For each line in the data below that holds "Thomas", return a copy.
* * *
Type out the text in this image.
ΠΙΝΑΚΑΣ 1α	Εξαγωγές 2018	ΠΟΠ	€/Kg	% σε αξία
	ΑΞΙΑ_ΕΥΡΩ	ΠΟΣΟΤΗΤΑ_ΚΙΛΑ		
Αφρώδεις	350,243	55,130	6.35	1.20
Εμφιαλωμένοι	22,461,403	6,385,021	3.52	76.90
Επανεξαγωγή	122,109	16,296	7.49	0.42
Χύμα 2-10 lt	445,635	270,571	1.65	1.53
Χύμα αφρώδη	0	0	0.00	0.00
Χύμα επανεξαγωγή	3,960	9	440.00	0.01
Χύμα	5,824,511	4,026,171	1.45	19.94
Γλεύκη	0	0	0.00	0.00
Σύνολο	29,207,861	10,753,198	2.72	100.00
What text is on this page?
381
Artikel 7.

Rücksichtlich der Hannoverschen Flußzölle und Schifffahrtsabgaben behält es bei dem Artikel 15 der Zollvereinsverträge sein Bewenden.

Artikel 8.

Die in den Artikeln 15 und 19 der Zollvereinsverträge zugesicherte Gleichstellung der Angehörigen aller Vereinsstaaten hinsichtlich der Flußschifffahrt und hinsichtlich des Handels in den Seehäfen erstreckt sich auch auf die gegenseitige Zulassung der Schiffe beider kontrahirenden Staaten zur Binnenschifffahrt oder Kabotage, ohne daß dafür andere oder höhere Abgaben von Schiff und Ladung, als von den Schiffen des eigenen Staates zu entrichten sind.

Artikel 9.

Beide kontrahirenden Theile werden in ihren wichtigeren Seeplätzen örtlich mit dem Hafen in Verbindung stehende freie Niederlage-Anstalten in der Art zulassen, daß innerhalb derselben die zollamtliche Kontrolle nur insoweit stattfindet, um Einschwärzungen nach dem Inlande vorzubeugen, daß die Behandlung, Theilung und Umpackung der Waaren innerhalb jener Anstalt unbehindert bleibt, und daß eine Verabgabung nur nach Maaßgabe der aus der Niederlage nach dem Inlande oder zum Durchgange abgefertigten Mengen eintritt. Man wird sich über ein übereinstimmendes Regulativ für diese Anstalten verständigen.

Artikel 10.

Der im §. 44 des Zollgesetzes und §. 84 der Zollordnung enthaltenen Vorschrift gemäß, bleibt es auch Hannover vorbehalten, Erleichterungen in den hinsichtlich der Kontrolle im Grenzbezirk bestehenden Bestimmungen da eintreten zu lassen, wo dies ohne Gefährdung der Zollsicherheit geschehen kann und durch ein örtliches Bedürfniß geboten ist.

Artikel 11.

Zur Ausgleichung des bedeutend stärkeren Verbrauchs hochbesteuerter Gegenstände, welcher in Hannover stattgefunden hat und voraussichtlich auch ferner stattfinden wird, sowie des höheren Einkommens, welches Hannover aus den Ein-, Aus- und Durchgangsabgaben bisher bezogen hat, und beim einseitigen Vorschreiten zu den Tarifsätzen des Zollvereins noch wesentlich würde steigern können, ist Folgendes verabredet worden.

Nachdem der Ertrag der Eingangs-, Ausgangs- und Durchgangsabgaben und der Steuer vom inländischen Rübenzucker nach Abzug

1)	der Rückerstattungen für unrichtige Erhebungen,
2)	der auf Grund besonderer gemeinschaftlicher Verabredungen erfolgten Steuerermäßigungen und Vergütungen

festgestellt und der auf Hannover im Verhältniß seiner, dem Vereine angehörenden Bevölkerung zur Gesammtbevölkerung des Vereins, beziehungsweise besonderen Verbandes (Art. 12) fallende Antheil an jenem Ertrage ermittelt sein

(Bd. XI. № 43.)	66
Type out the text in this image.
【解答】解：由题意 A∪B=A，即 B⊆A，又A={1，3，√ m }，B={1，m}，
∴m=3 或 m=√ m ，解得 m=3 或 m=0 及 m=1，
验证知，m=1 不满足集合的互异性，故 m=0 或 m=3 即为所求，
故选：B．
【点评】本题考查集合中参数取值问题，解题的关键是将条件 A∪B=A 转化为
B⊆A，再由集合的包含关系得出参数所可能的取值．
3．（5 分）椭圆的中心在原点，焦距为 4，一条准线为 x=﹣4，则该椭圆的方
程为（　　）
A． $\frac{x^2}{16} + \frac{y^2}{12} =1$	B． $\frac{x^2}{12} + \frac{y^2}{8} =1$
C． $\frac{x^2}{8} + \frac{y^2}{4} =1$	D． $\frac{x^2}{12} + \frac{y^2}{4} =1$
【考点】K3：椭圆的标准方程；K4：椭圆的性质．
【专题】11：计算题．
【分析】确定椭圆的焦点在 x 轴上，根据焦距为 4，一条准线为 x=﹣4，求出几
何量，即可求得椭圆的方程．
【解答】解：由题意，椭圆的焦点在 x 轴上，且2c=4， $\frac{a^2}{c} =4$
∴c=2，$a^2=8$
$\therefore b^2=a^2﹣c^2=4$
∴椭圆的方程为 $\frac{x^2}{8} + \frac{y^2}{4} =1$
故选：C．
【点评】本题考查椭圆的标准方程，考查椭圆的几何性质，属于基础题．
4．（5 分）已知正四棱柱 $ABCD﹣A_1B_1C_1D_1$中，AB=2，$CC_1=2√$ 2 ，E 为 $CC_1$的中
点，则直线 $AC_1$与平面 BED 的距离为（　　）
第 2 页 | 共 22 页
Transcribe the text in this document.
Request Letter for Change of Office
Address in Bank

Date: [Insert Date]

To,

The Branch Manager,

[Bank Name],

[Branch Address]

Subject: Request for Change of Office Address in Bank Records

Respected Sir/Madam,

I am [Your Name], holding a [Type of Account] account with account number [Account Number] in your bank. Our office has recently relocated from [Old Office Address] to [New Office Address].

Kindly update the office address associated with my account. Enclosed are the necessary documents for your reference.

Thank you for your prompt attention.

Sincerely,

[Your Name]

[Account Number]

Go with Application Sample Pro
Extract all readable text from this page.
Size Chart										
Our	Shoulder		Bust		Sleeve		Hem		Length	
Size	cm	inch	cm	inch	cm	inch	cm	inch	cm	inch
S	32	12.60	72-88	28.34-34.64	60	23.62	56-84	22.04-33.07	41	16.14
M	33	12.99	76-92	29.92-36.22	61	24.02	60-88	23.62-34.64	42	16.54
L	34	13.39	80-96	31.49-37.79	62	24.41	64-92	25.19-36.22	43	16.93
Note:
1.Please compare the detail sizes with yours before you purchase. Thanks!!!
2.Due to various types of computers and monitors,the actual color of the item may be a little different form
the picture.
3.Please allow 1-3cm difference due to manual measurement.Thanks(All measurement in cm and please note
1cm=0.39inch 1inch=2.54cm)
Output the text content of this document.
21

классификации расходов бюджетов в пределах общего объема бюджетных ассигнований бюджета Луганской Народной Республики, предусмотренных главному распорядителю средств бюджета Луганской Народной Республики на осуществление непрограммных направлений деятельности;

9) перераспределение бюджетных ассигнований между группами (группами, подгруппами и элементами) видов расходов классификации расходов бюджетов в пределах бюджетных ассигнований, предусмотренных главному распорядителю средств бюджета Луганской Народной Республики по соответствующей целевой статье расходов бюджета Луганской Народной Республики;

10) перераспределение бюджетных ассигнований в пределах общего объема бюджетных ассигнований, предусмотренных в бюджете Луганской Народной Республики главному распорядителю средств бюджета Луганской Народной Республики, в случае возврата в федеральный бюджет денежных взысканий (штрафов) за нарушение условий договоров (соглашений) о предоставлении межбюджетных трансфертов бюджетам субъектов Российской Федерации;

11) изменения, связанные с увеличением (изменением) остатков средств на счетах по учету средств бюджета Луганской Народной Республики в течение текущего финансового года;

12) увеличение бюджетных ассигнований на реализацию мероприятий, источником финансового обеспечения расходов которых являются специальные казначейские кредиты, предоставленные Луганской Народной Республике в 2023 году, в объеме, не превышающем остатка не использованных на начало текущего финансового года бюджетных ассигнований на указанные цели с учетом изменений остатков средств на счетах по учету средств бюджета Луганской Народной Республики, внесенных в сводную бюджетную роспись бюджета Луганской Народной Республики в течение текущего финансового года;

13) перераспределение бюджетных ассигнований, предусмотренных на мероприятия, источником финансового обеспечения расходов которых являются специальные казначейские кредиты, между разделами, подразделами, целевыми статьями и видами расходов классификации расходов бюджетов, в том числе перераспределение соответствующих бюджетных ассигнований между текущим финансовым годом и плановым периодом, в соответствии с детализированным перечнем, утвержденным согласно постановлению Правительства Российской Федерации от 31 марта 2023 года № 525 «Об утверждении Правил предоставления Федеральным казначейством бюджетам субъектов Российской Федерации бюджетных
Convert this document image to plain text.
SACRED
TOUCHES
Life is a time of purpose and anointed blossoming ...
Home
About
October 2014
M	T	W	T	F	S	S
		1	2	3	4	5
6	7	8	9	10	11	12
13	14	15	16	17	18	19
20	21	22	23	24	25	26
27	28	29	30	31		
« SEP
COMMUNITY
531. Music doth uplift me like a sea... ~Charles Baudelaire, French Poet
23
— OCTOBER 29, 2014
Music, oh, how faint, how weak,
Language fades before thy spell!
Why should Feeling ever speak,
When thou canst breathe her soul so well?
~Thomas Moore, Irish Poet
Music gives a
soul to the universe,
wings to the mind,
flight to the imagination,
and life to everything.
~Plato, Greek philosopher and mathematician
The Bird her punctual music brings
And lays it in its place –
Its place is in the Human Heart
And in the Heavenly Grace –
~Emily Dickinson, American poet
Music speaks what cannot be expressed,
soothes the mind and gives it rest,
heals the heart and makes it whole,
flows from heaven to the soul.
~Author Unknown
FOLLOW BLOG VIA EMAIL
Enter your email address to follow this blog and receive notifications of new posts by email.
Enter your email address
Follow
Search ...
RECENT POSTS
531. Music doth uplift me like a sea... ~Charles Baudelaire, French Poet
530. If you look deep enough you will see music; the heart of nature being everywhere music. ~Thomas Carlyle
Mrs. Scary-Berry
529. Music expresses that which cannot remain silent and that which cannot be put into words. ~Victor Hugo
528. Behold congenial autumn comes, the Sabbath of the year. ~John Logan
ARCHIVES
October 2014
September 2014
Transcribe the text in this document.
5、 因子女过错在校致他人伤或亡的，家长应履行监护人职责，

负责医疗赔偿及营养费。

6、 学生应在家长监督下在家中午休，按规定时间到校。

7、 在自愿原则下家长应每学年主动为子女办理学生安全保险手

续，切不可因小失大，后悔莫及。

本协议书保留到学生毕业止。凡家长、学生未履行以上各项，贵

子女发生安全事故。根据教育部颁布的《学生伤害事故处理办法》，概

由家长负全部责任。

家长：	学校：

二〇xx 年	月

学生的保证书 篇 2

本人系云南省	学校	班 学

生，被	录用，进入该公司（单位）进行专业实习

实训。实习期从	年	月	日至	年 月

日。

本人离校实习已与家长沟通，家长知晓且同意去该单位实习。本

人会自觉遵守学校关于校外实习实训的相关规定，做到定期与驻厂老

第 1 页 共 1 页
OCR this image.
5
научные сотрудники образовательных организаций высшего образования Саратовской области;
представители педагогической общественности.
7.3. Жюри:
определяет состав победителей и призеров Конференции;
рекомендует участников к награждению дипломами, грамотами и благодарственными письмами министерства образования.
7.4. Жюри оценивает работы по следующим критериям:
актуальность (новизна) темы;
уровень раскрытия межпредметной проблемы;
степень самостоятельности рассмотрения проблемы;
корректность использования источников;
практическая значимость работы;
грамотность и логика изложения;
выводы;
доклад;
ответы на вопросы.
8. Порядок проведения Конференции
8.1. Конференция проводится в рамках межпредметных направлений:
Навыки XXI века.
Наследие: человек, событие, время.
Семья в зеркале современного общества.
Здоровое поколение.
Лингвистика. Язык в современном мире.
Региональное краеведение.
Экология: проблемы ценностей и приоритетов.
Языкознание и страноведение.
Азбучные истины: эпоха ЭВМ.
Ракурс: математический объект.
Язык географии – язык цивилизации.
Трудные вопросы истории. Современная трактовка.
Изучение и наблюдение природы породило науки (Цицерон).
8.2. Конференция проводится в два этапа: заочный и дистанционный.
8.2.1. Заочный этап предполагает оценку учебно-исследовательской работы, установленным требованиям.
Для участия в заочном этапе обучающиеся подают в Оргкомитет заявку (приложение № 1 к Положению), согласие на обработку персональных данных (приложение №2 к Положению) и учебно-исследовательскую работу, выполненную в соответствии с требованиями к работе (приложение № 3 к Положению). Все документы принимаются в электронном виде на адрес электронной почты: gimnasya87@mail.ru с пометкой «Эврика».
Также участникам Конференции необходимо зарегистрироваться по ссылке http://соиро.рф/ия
* * *
## Result of this exercise
~Thomas Moore, Irish Poet
530. If you look deep enough you will see music; the heart of nature being everywhere music. ~Thomas Carlyle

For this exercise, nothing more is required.